— Your instructions —
Reproduce the data that follows in its entirety, character for character.

Dataset items:
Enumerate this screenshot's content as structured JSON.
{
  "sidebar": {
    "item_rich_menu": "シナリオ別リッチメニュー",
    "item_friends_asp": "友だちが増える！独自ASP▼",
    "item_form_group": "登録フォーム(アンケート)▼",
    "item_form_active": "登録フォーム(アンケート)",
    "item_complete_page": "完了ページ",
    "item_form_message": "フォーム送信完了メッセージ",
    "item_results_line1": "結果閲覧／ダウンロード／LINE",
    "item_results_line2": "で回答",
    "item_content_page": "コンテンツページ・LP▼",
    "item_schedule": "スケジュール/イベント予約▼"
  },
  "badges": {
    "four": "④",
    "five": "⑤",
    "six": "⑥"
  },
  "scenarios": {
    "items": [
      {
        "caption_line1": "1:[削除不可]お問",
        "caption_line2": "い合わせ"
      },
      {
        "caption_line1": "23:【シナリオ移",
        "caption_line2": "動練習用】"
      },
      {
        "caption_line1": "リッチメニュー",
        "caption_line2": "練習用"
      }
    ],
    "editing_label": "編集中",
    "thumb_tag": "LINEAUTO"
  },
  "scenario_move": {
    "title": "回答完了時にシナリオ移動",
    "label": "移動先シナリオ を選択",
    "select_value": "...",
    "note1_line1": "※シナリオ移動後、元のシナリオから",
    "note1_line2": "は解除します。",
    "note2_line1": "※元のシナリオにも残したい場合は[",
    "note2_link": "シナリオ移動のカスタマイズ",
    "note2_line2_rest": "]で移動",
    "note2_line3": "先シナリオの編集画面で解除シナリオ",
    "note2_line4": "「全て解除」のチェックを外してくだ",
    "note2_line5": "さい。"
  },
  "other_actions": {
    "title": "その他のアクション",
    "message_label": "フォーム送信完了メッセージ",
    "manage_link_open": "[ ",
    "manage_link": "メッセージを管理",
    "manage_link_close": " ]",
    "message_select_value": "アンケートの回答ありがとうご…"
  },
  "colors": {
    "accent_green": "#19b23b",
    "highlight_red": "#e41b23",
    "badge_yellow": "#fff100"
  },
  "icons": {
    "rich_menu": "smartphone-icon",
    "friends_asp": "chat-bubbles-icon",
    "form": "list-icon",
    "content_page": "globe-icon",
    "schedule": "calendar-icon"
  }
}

— Result —
Enumerate this screenshot's content as structured JSON.
{
  "sidebar": {
    "item_rich_menu": "シナリオ別リッチメニュー",
    "item_friends_asp": "友だちが増える！独自ASP▼",
    "item_form_group": "登録フォーム(アンケート)▼",
    "item_form_active": "登録フォーム(アンケート)",
    "item_complete_page": "完了ページ",
    "item_form_message": "フォーム送信完了メッセージ",
    "item_results_line1": "結果閲覧／ダウンロード／LINE",
    "item_results_line2": "で回答",
    "item_content_page": "コンテンツページ・LP▼",
    "item_schedule": "スケジュール/イベント予約▼"
  },
  "badges": {
    "four": "④",
    "five": "⑤",
    "six": "⑥"
  },
  "scenarios": {
    "items": [
      {
        "caption_line1": "1:[削除不可]お問",
        "caption_line2": "い合わせ"
      },
      {
        "caption_line1": "23:【シナリオ移",
        "caption_line2": "動練習用】"
      },
      {
        "caption_line1": "リッチメニュー",
        "caption_line2": "練習用"
      }
    ],
    "editing_label": "編集中",
    "thumb_tag": "LINEAUTO"
  },
  "scenario_move": {
    "title": "回答完了時にシナリオ移動",
    "label": "移動先シナリオ を選択",
    "select_value": "...",
    "note1_line1": "※シナリオ移動後、元のシナリオから",
    "note1_line2": "は解除します。",
    "note2_line1": "※元のシナリオにも残したい場合は[",
    "note2_link": "シナリオ移動のカスタマイズ",
    "note2_line2_rest": "]で移動",
    "note2_line3": "先シナリオの編集画面で解除シナリオ",
    "note2_line4": "「全て解除」のチェックを外してくだ",
    "note2_line5": "さい。"
  },
  "other_actions": {
    "title": "その他のアクション",
    "message_label": "フォーム送信完了メッセージ",
    "manage_link_open": "[ ",
    "manage_link": "メッセージを管理",
    "manage_link_close": " ]",
    "message_select_value": "アンケートの回答ありがとうご…"
  },
  "colors": {
    "accent_green": "#19b23b",
    "highlight_red": "#e41b23",
    "badge_yellow": "#fff100"
  },
  "icons": {
    "rich_menu": "smartphone-icon",
    "friends_asp": "chat-bubbles-icon",
    "form": "list-icon",
    "content_page": "globe-icon",
    "schedule": "calendar-icon"
  }
}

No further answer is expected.